(Stored items)
- - - - - - -

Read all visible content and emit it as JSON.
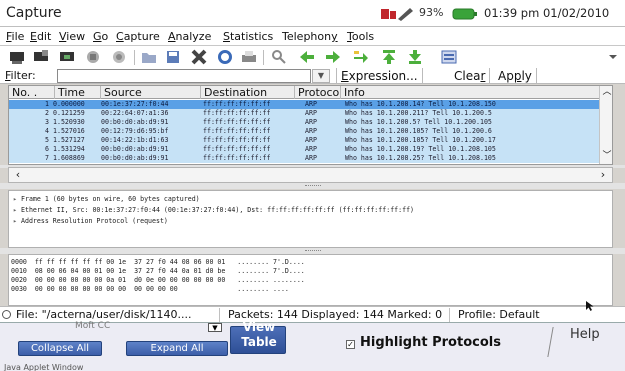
{
  "window": {
    "title": "Capture",
    "battery_percent": "93%",
    "clock": "01:39 pm 01/02/2010"
  },
  "menubar": {
    "items": [
      {
        "pre": "",
        "u": "F",
        "post": "ile"
      },
      {
        "pre": "",
        "u": "E",
        "post": "dit"
      },
      {
        "pre": "",
        "u": "V",
        "post": "iew"
      },
      {
        "pre": "",
        "u": "G",
        "post": "o"
      },
      {
        "pre": "",
        "u": "C",
        "post": "apture"
      },
      {
        "pre": "",
        "u": "A",
        "post": "nalyze"
      },
      {
        "pre": "",
        "u": "S",
        "post": "tatistics"
      },
      {
        "pre": "Telephon",
        "u": "y",
        "post": ""
      },
      {
        "pre": "",
        "u": "T",
        "post": "ools"
      }
    ]
  },
  "filter": {
    "label_u": "F",
    "label_post": "ilter:",
    "value": "",
    "expression_pre": "E",
    "expression_post": "xpression...",
    "clear_pre": "Clea",
    "clear_u": "r",
    "clear_post": "",
    "apply_pre": "Ap",
    "apply_u": "p",
    "apply_post": "ly"
  },
  "packet_list": {
    "columns": [
      "No. .",
      "Time",
      "Source",
      "Destination",
      "Protocol",
      "Info"
    ],
    "rows": [
      [
        "1",
        "0.000000",
        "00:1e:37:27:f0:44",
        "ff:ff:ff:ff:ff:ff",
        "ARP",
        "Who has 10.1.208.14?  Tell 10.1.208.150"
      ],
      [
        "2",
        "0.121259",
        "00:22:64:07:a1:36",
        "ff:ff:ff:ff:ff:ff",
        "ARP",
        "Who has 10.1.200.211?  Tell 10.1.200.5"
      ],
      [
        "3",
        "1.520930",
        "00:b0:d0:ab:d9:91",
        "ff:ff:ff:ff:ff:ff",
        "ARP",
        "Who has 10.1.200.5?  Tell 10.1.200.105"
      ],
      [
        "4",
        "1.527016",
        "00:12:79:d6:95:bf",
        "ff:ff:ff:ff:ff:ff",
        "ARP",
        "Who has 10.1.200.105?  Tell 10.1.200.6"
      ],
      [
        "5",
        "1.527127",
        "00:14:22:1b:d1:63",
        "ff:ff:ff:ff:ff:ff",
        "ARP",
        "Who has 10.1.200.105?  Tell 10.1.200.17"
      ],
      [
        "6",
        "1.531294",
        "00:b0:d0:ab:d9:91",
        "ff:ff:ff:ff:ff:ff",
        "ARP",
        "Who has 10.1.208.19?  Tell 10.1.208.105"
      ],
      [
        "7",
        "1.608869",
        "00:b0:d0:ab:d9:91",
        "ff:ff:ff:ff:ff:ff",
        "ARP",
        "Who has 10.1.208.25?  Tell 10.1.208.105"
      ]
    ]
  },
  "details": {
    "rows": [
      "Frame 1 (60 bytes on wire, 60 bytes captured)",
      "Ethernet II, Src: 00:1e:37:27:f0:44 (00:1e:37:27:f0:44), Dst: ff:ff:ff:ff:ff:ff (ff:ff:ff:ff:ff:ff)",
      "Address Resolution Protocol (request)"
    ]
  },
  "bytes": {
    "rows": [
      "0000  ff ff ff ff ff ff 00 1e  37 27 f0 44 08 06 00 01   ........ 7'.D....",
      "0010  08 00 06 04 00 01 00 1e  37 27 f0 44 0a 01 d0 be   ........ 7'.D....",
      "0020  00 00 00 00 00 00 0a 01  d0 0e 00 00 00 00 00 00   ........ ........",
      "0030  00 00 00 00 00 00 00 00  00 00 00 00               ........ ...."
    ]
  },
  "status": {
    "file": "File: \"/acterna/user/disk/1140....",
    "packets": "Packets: 144 Displayed: 144 Marked: 0",
    "profile": "Profile: Default"
  },
  "applet": {
    "partial_text": "Moft CC",
    "collapse_all": "Collapse All",
    "expand_all": "Expand All",
    "view_table_line1": "View",
    "view_table_line2": "Table",
    "highlight_check": "✓",
    "highlight_protocols": "Highlight Protocols",
    "help": "Help",
    "caption": "Java Applet Window"
  }
}
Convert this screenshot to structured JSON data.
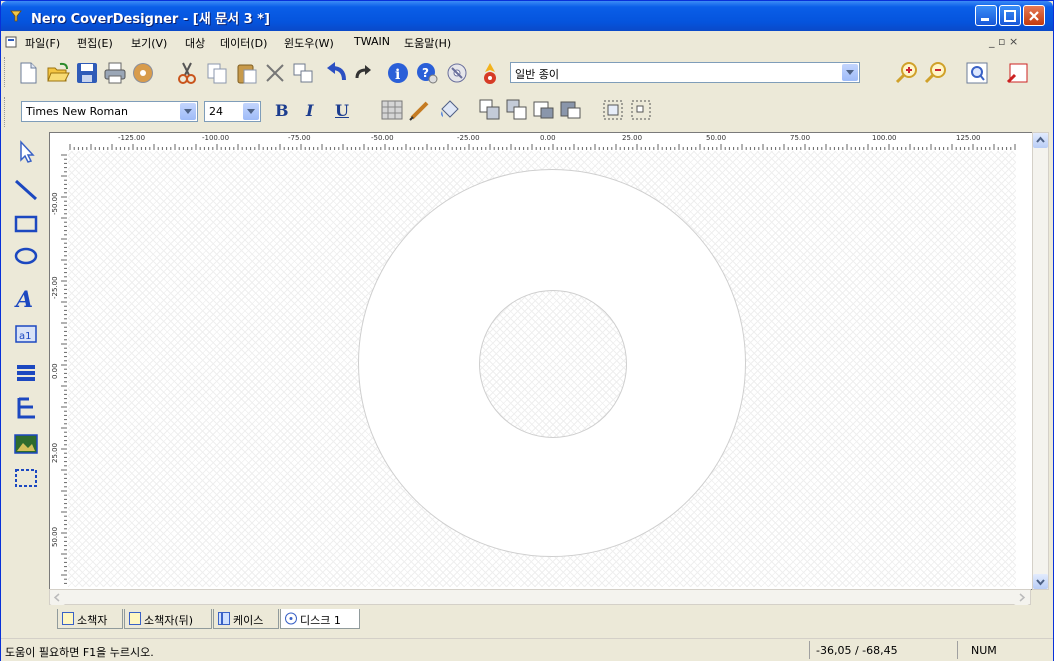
{
  "window": {
    "title": "Nero CoverDesigner - [새 문서 3 *]",
    "minimize_icon": "minimize-icon",
    "maximize_icon": "maximize-icon",
    "close_icon": "close-icon"
  },
  "menu": {
    "items": [
      "파일(F)",
      "편집(E)",
      "보기(V)",
      "대상",
      "데이터(D)",
      "윈도우(W)",
      "TWAIN",
      "도움말(H)"
    ],
    "mdi_controls": "_ ▫ ×"
  },
  "toolbar": {
    "paper_select": "일반 종이",
    "icons": [
      "new-icon",
      "open-icon",
      "save-icon",
      "print-icon",
      "burn-icon",
      "cut-icon",
      "copy-icon",
      "paste-icon",
      "delete-icon",
      "duplicate-icon",
      "undo-icon",
      "redo-icon",
      "info-icon",
      "help-icon",
      "properties-icon",
      "disc-print-icon",
      "zoom-in-icon",
      "zoom-out-icon",
      "zoom-fit-icon",
      "zoom-page-icon"
    ]
  },
  "format": {
    "font_name": "Times New Roman",
    "font_size": "24",
    "bold": "B",
    "italic": "I",
    "underline": "U"
  },
  "ruler": {
    "h_labels": [
      "-125.00",
      "-100.00",
      "-75.00",
      "-50.00",
      "-25.00",
      "0.00",
      "25.00",
      "50.00",
      "75.00",
      "100.00",
      "125.00"
    ],
    "v_labels": [
      "-50.00",
      "-25.00",
      "0.00",
      "25.00",
      "50.00"
    ]
  },
  "tabs": [
    {
      "label": "소책자"
    },
    {
      "label": "소책자(뒤)"
    },
    {
      "label": "케이스"
    },
    {
      "label": "디스크 1"
    }
  ],
  "status": {
    "help_text": "도움이 필요하면 F1을 누르시오.",
    "coords": "-36,05 / -68,45",
    "num": "NUM"
  },
  "colors": {
    "titlebar": "#0554dd",
    "close_button": "#c33a0d",
    "chrome": "#ece9d8"
  }
}
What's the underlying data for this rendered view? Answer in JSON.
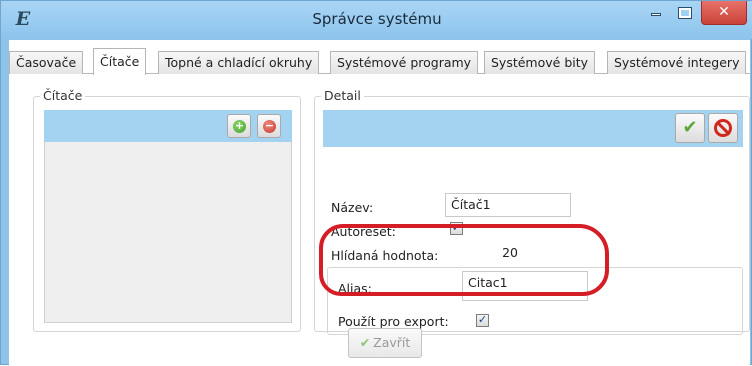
{
  "window": {
    "title": "Správce systému",
    "app_icon_glyph": "E",
    "close_glyph": "✕"
  },
  "tabs": [
    {
      "label": "Časovače",
      "active": false
    },
    {
      "label": "Čítače",
      "active": true
    },
    {
      "label": "Topné a chladící okruhy",
      "active": false
    },
    {
      "label": "Systémové programy",
      "active": false
    },
    {
      "label": "Systémové bity",
      "active": false
    },
    {
      "label": "Systémové integery",
      "active": false
    }
  ],
  "left_panel": {
    "legend": "Čítače",
    "add_icon": "+",
    "remove_icon": "−"
  },
  "detail": {
    "legend": "Detail",
    "ok_icon": "✔",
    "fields": {
      "name_label": "Název:",
      "name_value": "Čítač1",
      "autoreset_label": "Autoreset:",
      "autoreset_checked": true,
      "watched_label": "Hlídaná hodnota:",
      "watched_value": "20",
      "alias_label": "Alias:",
      "alias_value": "Citac1",
      "export_label": "Použít pro export:",
      "export_checked": true
    },
    "check_glyph": "✓"
  },
  "footer": {
    "close_label": "Zavřít",
    "close_icon": "✔"
  },
  "colors": {
    "titlebar": "#8fc4ea",
    "panel_header": "#a3d3f0",
    "annotation": "#d41d25"
  }
}
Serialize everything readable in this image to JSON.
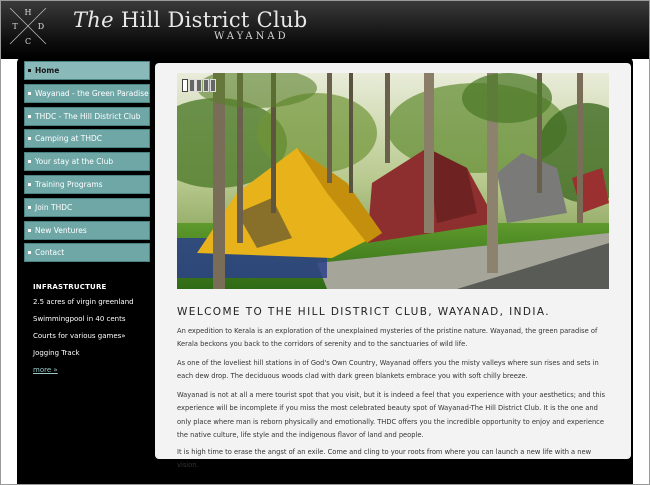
{
  "brand": {
    "monogram": [
      "H",
      "T",
      "D",
      "C"
    ],
    "title_prefix": "The",
    "title_main": "Hill District Club",
    "subtitle": "WAYANAD",
    "accent": "#6fa7a7"
  },
  "nav": {
    "items": [
      {
        "label": "Home",
        "active": true
      },
      {
        "label": "Wayanad - the Green Paradise"
      },
      {
        "label": "THDC - The Hill District Club"
      },
      {
        "label": "Camping at THDC"
      },
      {
        "label": "Your stay at the Club"
      },
      {
        "label": "Training Programs"
      },
      {
        "label": "Join THDC"
      },
      {
        "label": "New Ventures"
      },
      {
        "label": "Contact"
      }
    ]
  },
  "infrastructure": {
    "title": "INFRASTRUCTURE",
    "items": [
      "2.5 acres of virgin greenland",
      "Swimmingpool in 40 cents",
      "Courts for various games»",
      "Jogging Track"
    ],
    "more": "more »"
  },
  "slider": {
    "slide_count": 5,
    "current": 1,
    "image": "camping-tents-in-forest"
  },
  "welcome": {
    "heading": "WELCOME TO THE HILL DISTRICT CLUB, WAYANAD, INDIA.",
    "paragraphs": [
      "An expedition to Kerala is an exploration of the unexplained mysteries of the pristine nature. Wayanad, the green paradise of Kerala beckons you back to the corridors of serenity and to the sanctuaries of wild life.",
      "As one of the loveliest hill stations in of God's Own Country, Wayanad offers you the misty valleys where sun rises and sets in each dew drop. The deciduous woods clad with dark green blankets embrace you with soft chilly breeze.",
      "Wayanad is not at all a mere tourist spot that you visit, but it is indeed a feel that you experience with your aesthetics; and this experience will be incomplete if you miss the most celebrated beauty spot of Wayanad-The Hill District Club. It is the one and only place where man is reborn physically and emotionally. THDC offers you the incredible opportunity to enjoy and experience the native culture, life style and the indigenous flavor of land and people.",
      "It is high time to erase the angst of an exile. Come and cling to your roots from where you can launch a new life with a new vision."
    ]
  }
}
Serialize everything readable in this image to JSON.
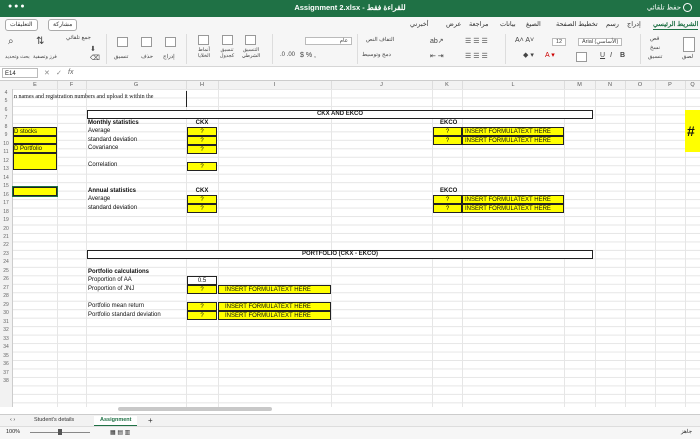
{
  "titlebar": {
    "title": "Assignment 2.xlsx - للقراءة فقط",
    "autosave_label": "حفظ تلقائي",
    "autosave_state": "إيقاف"
  },
  "ribbon_tabs": [
    "الشريط الرئيسي",
    "إدراج",
    "رسم",
    "تخطيط الصفحة",
    "الصيغ",
    "بيانات",
    "مراجعة",
    "عرض",
    "أخبرني"
  ],
  "ribbon_right": {
    "share": "مشاركة",
    "comments": "التعليقات"
  },
  "ribbon": {
    "paste": "لصق",
    "cut": "قص",
    "copy": "نسخ",
    "format": "تنسيق",
    "font_name": "Arial (الأساسي)",
    "font_size": "12",
    "wrap": "التفاف النص",
    "merge": "دمج وتوسيط",
    "number_format": "عام",
    "conditional": "التنسيق الشرطي",
    "as_table": "تنسيق كجدول",
    "cell_styles": "أنماط الخلايا",
    "insert": "إدراج",
    "delete": "حذف",
    "format_cells": "تنسيق",
    "sort": "فرز وتصفية",
    "find": "بحث وتحديد",
    "autosum": "جمع تلقائي"
  },
  "formula_bar": {
    "cell_ref": "E14",
    "fx": "fx",
    "formula": ""
  },
  "columns": [
    "E",
    "F",
    "G",
    "H",
    "I",
    "J",
    "K",
    "L",
    "M",
    "N",
    "O",
    "P",
    "Q"
  ],
  "rows": [
    "4",
    "5",
    "6",
    "7",
    "8",
    "9",
    "10",
    "11",
    "12",
    "13",
    "14",
    "15",
    "16",
    "17",
    "18",
    "19",
    "20",
    "21",
    "22",
    "23",
    "24",
    "25",
    "26",
    "27",
    "28",
    "29",
    "30",
    "31",
    "32",
    "33",
    "34",
    "35",
    "36",
    "37",
    "38"
  ],
  "sheet": {
    "row4_text": "n names and registration numbers and upload it within the",
    "e7": "D stocks",
    "e9": "D Portfolio",
    "ckx_ekco_header": "CKX AND EKCO",
    "monthly_stats": "Monthly statistics",
    "average": "Average",
    "std_dev": "standard deviation",
    "covariance": "Covariance",
    "correlation": "Correlation",
    "annual_stats": "Annual statistics",
    "ckx": "CKX",
    "ekco": "EKCO",
    "q": "?",
    "insert_formula": "INSERT FORMULATEXT HERE",
    "portfolio_header": "PORTFOLIO (CKX - EKCO)",
    "portfolio_calcs": "Portfolio calculations",
    "prop_aa": "Proportion of AA",
    "prop_jnj": "Proportion of JNJ",
    "prop_aa_value": "0.5",
    "mean_return": "Portfolio mean return",
    "portfolio_std": "Portfolio standard deviation",
    "q_right": "#"
  },
  "sheet_tabs": [
    "Student's details",
    "Assignment"
  ],
  "status": {
    "zoom": "100%",
    "ready": "جاهز"
  }
}
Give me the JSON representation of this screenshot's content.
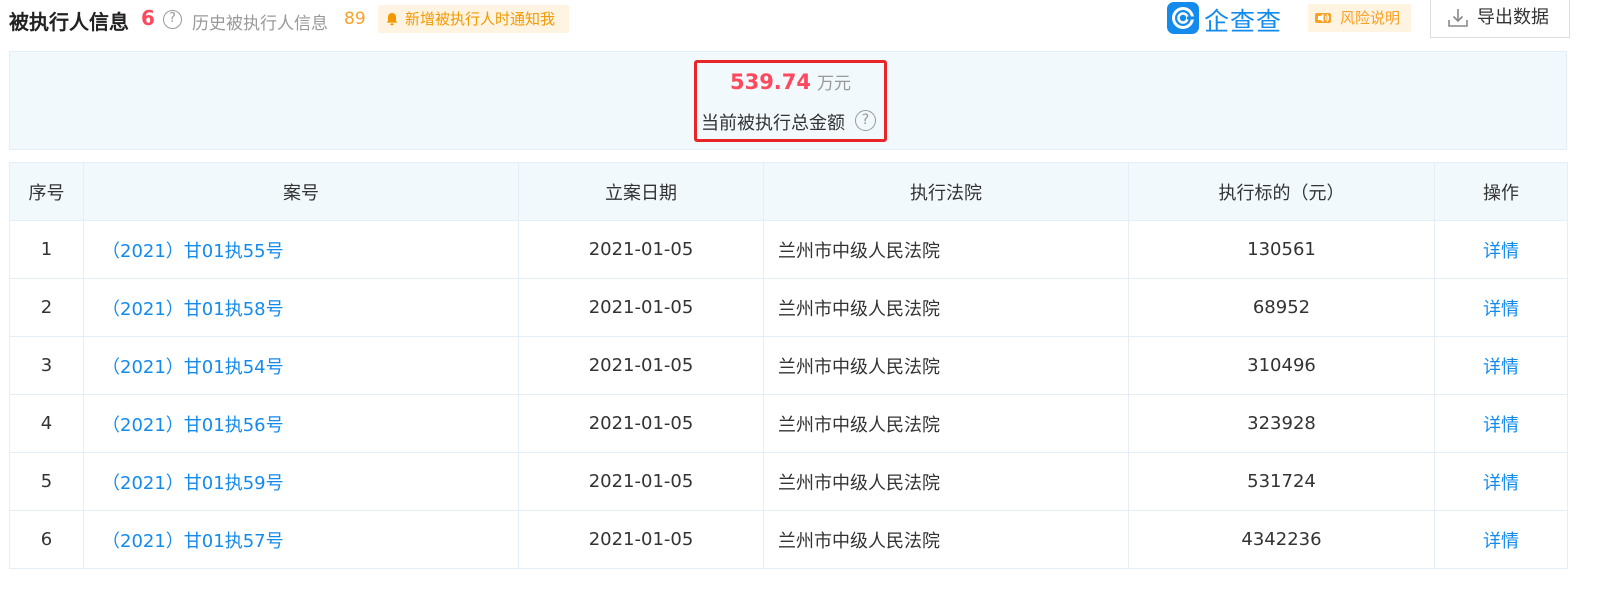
{
  "header": {
    "title": "被执行人信息",
    "count": "6",
    "help_glyph": "?",
    "history_label": "历史被执行人信息",
    "history_count": "89",
    "notify_label": "新增被执行人时通知我",
    "logo_text": "企查查",
    "risk_label": "风险说明",
    "export_label": "导出数据"
  },
  "summary": {
    "amount": "539.74",
    "unit": "万元",
    "label": "当前被执行总金额",
    "help_glyph": "?"
  },
  "table": {
    "headers": [
      "序号",
      "案号",
      "立案日期",
      "执行法院",
      "执行标的（元）",
      "操作"
    ],
    "rows": [
      {
        "index": "1",
        "case_no": "（2021）甘01执55号",
        "date": "2021-01-05",
        "court": "兰州市中级人民法院",
        "amount": "130561",
        "action": "详情"
      },
      {
        "index": "2",
        "case_no": "（2021）甘01执58号",
        "date": "2021-01-05",
        "court": "兰州市中级人民法院",
        "amount": "68952",
        "action": "详情"
      },
      {
        "index": "3",
        "case_no": "（2021）甘01执54号",
        "date": "2021-01-05",
        "court": "兰州市中级人民法院",
        "amount": "310496",
        "action": "详情"
      },
      {
        "index": "4",
        "case_no": "（2021）甘01执56号",
        "date": "2021-01-05",
        "court": "兰州市中级人民法院",
        "amount": "323928",
        "action": "详情"
      },
      {
        "index": "5",
        "case_no": "（2021）甘01执59号",
        "date": "2021-01-05",
        "court": "兰州市中级人民法院",
        "amount": "531724",
        "action": "详情"
      },
      {
        "index": "6",
        "case_no": "（2021）甘01执57号",
        "date": "2021-01-05",
        "court": "兰州市中级人民法院",
        "amount": "4342236",
        "action": "详情"
      }
    ]
  },
  "icons": {
    "help": "question-circle-icon",
    "notify": "bell-icon",
    "logo": "qichacha-logo-icon",
    "risk": "speaker-icon",
    "export": "download-icon"
  },
  "colors": {
    "accent_blue": "#128bed",
    "highlight_red": "#fd485e",
    "orange": "#f9a026",
    "box_red": "#e8262a",
    "panel_bg": "#f2f9fc"
  }
}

- - - - - - -

Short task: Check the data for the word "titlebar" and pull out the lines that have it.

Completed exercise:
    "titlebar": "#0554dd",
    "titlebar": "#8fc4ea",
  "titlebar": {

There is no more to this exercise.